**SET PROBLEM**
Reproduce the records that follow in full, excluding any picture they contain.

(Records from a collection of figures)
--- begin ---
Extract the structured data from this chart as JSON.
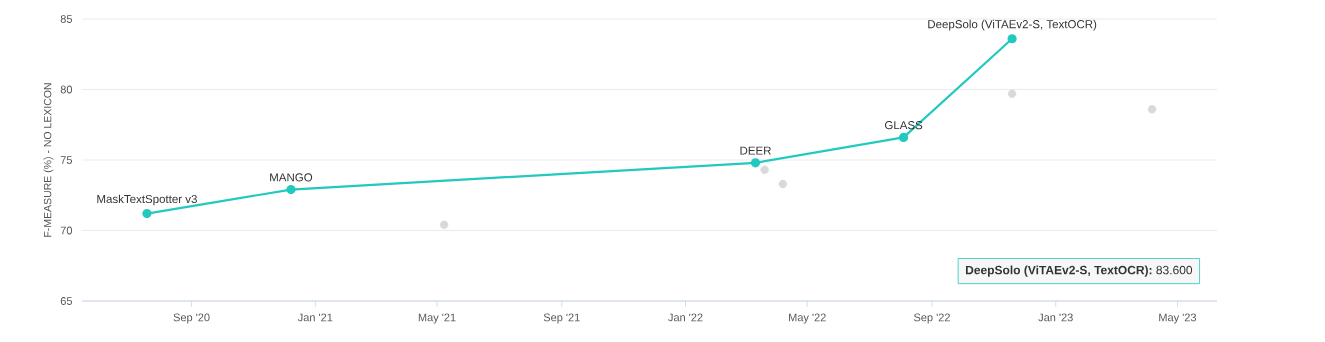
{
  "chart_data": {
    "type": "line",
    "ylabel": "F-MEASURE (%) - NO LEXICON",
    "xlim": [
      "2020-05-16",
      "2023-06-09"
    ],
    "xticks": [
      {
        "value": "2020-09-01",
        "label": "Sep '20"
      },
      {
        "value": "2021-01-01",
        "label": "Jan '21"
      },
      {
        "value": "2021-05-01",
        "label": "May '21"
      },
      {
        "value": "2021-09-01",
        "label": "Sep '21"
      },
      {
        "value": "2022-01-01",
        "label": "Jan '22"
      },
      {
        "value": "2022-05-01",
        "label": "May '22"
      },
      {
        "value": "2022-09-01",
        "label": "Sep '22"
      },
      {
        "value": "2023-01-01",
        "label": "Jan '23"
      },
      {
        "value": "2023-05-01",
        "label": "May '23"
      }
    ],
    "ylim": [
      65,
      85
    ],
    "yticks": [
      65,
      70,
      75,
      80,
      85
    ],
    "grid": "y",
    "marker": "circle",
    "series": [
      {
        "color": "#21c9bf",
        "x": [
          "2020-07-19",
          "2020-12-08",
          "2022-03-11",
          "2022-08-04",
          "2022-11-19"
        ],
        "values": [
          71.2,
          72.9,
          74.8,
          76.6,
          83.6
        ]
      },
      {
        "type": "scatter",
        "color": "#d9d9d9",
        "x": [
          "2021-05-08",
          "2022-03-20",
          "2022-04-07",
          "2022-11-19",
          "2023-04-06"
        ],
        "values": [
          70.4,
          74.3,
          73.3,
          79.7,
          78.6
        ]
      }
    ],
    "annotations": [
      {
        "text": "MaskTextSpotter v3",
        "x": "2020-07-19",
        "y": 71.2
      },
      {
        "text": "MANGO",
        "x": "2020-12-08",
        "y": 72.9
      },
      {
        "text": "DEER",
        "x": "2022-03-11",
        "y": 74.8
      },
      {
        "text": "GLASS",
        "x": "2022-08-04",
        "y": 76.6
      },
      {
        "text": "DeepSolo (ViTAEv2-S, TextOCR)",
        "x": "2022-11-19",
        "y": 83.6
      },
      "**DeepSolo (ViTAEv2-S, TextOCR):** 83.600"
    ]
  }
}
--- end ---
**IN RESPONSE**
Extract the structured data from this chart as JSON.
{
  "chart_data": {
    "type": "line",
    "ylabel": "F-MEASURE (%) - NO LEXICON",
    "xlim": [
      "2020-05-16",
      "2023-06-09"
    ],
    "xticks": [
      {
        "value": "2020-09-01",
        "label": "Sep '20"
      },
      {
        "value": "2021-01-01",
        "label": "Jan '21"
      },
      {
        "value": "2021-05-01",
        "label": "May '21"
      },
      {
        "value": "2021-09-01",
        "label": "Sep '21"
      },
      {
        "value": "2022-01-01",
        "label": "Jan '22"
      },
      {
        "value": "2022-05-01",
        "label": "May '22"
      },
      {
        "value": "2022-09-01",
        "label": "Sep '22"
      },
      {
        "value": "2023-01-01",
        "label": "Jan '23"
      },
      {
        "value": "2023-05-01",
        "label": "May '23"
      }
    ],
    "ylim": [
      65,
      85
    ],
    "yticks": [
      65,
      70,
      75,
      80,
      85
    ],
    "grid": "y",
    "marker": "circle",
    "series": [
      {
        "color": "#21c9bf",
        "x": [
          "2020-07-19",
          "2020-12-08",
          "2022-03-11",
          "2022-08-04",
          "2022-11-19"
        ],
        "values": [
          71.2,
          72.9,
          74.8,
          76.6,
          83.6
        ]
      },
      {
        "type": "scatter",
        "color": "#d9d9d9",
        "x": [
          "2021-05-08",
          "2022-03-20",
          "2022-04-07",
          "2022-11-19",
          "2023-04-06"
        ],
        "values": [
          70.4,
          74.3,
          73.3,
          79.7,
          78.6
        ]
      }
    ],
    "annotations": [
      {
        "text": "MaskTextSpotter v3",
        "x": "2020-07-19",
        "y": 71.2
      },
      {
        "text": "MANGO",
        "x": "2020-12-08",
        "y": 72.9
      },
      {
        "text": "DEER",
        "x": "2022-03-11",
        "y": 74.8
      },
      {
        "text": "GLASS",
        "x": "2022-08-04",
        "y": 76.6
      },
      {
        "text": "DeepSolo (ViTAEv2-S, TextOCR)",
        "x": "2022-11-19",
        "y": 83.6
      },
      "**DeepSolo (ViTAEv2-S, TextOCR):** 83.600"
    ]
  }
}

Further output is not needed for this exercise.